Exercise tasks
A) Please reproduce the passage of the Ontology Summit draft email that opens with the words containing "We believe in" and closes with "provide common services.".
B) According to the Ontology Summit draft email, what is the theme of this year's summit?
** start Document text **
Also, note that we have included
references to thread chairs/champions in this version, but will remove these in
the final communique.
Thanks for your help!
Leo and Mark
_____________________________________________
Dr.
Leo Obrst The MITRE Corporation,
Information Semantics
lobrst@xxxxxxxxx
Information Discovery & Understanding, Command and Control Center
Voice: 703-983-6770 7515 Colshire Drive, M/S H305
Fax:
703-983-1379 McLean, VA 22102-7508, USA
From: Obrst, Leo J.
Sent: Saturday, April 26, 2008 6:06 PM
To: Ontology Summit 2008
Cc: Mark Musen
Subject: [COMMUNIQUE] Draft version
Folks,
This is the current version (our
internal draft version 5). Note that we have reduced some of your summaries,
mostly structurally; we have also rewrote many.
We still do not have a State of the
Art summary.
Please review this draft version
and comment on it. It is NOT yet entered onto the Wiki (we really don’t want to
go through formatting stuff again, at least today). If you don’t like
what you see in your thread here: send us something better. If you can keep
to the quasi-MS Word format, all the better: it will simplify our next version.
If you want a copy of the Word doc, please let us know.
Personally, we think this is much
too long at 6 pages and really would prefer much more succinct summaries. Apologies
for shrinking and revising your stuff beyond recognition. Time is short.
Thanks much,
Leo and Mark
Ontology Summit
2008 Communiqué:
Towards an Open
Ontology Repository
1.
Introduction
Each annual Ontology Summit initiative
intends to make a statement appropriate to each Summit’s theme as part of the
Ontolog Forum’s general advocacy to bring ontology science and engineering into
the mainstream. The theme this year is “Towards an Open Ontology
Repository”. This communiqué represents the joint position of those in
the Ontolog Forum who were engaged in the year's summit discourse on an Open
Ontology Repository (OOR). In this discussion, we have agreed that an “ontology
repository is a facility where ontologies and related information artifacts can
be stored, retrieved and managed."
We believe in the premise and the
promise of the Semantic Web, i.e., a Web of exposed data and the interpretation
of that data, i.e., its semantics, using common standards, thereby enabling
distinguishable, computable, reusable, and sharable meaning of Web and other
artifacts: data, documents, and services. But we also believe that making that
vision a reality requires additional supporting infrastructure. And we believe
that infrastructure should be open, extensible, and provide common services.
The purpose of an Open Ontology
Repository is to provide an architecture and an infrastructure that supports a)
** end Document text **
** start Given entries **
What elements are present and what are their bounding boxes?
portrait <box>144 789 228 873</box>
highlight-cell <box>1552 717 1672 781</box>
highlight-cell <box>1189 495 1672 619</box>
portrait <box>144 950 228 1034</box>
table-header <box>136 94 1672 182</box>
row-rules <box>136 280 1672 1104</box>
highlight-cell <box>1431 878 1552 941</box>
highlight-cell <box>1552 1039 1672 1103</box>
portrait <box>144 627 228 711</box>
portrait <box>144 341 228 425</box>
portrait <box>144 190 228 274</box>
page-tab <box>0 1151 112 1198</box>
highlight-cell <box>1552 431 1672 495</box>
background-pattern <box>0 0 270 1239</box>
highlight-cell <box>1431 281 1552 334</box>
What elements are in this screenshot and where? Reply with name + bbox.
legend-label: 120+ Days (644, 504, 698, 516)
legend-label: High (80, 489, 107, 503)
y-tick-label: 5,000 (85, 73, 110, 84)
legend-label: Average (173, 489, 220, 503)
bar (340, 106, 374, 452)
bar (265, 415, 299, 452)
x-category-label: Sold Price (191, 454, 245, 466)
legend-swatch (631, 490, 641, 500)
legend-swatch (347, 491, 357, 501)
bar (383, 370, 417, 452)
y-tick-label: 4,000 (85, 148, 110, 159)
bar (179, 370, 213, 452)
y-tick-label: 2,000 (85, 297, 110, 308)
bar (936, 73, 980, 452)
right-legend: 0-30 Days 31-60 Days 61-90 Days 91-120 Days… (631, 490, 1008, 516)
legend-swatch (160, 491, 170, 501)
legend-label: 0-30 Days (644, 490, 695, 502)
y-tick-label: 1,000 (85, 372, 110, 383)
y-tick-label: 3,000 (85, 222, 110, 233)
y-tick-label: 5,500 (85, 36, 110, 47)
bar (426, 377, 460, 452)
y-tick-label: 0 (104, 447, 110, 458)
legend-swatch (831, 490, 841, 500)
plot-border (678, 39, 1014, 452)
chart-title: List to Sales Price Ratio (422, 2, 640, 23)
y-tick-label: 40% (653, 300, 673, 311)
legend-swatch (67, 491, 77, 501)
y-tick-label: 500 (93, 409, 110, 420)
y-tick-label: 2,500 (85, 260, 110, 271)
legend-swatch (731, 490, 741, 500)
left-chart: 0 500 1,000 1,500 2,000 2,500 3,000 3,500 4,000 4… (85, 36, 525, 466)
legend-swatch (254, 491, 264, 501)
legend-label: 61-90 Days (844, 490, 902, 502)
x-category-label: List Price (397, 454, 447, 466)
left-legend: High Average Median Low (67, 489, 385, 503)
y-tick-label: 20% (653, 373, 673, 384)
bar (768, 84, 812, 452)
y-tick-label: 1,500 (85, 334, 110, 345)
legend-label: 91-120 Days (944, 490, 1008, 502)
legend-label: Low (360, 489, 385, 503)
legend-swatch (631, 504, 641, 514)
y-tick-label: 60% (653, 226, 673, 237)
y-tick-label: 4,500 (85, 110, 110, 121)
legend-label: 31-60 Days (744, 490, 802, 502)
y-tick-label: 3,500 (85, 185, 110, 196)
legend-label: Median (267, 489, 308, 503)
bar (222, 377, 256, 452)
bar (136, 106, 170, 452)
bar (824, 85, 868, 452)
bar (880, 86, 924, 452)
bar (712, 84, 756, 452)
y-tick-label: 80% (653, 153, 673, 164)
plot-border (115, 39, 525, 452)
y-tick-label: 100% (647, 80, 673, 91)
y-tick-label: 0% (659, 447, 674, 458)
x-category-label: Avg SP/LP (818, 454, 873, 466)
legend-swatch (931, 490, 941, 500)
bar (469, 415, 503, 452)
** end Given entries **
Outputs for the tasks
A)
We believe in the premise and the
promise of the Semantic Web, i.e., a Web of exposed data and the interpretation
of that data, i.e., its semantics, using common standards, thereby enabling
distinguishable, computable, reusable, and sharable meaning of Web and other
artifacts: data, documents, and services. But we also believe that making that
vision a reality requires additional supporting infrastructure. And we believe
that infrastructure should be open, extensible, and provide common services.

B) "Towards an Open Ontology Repository"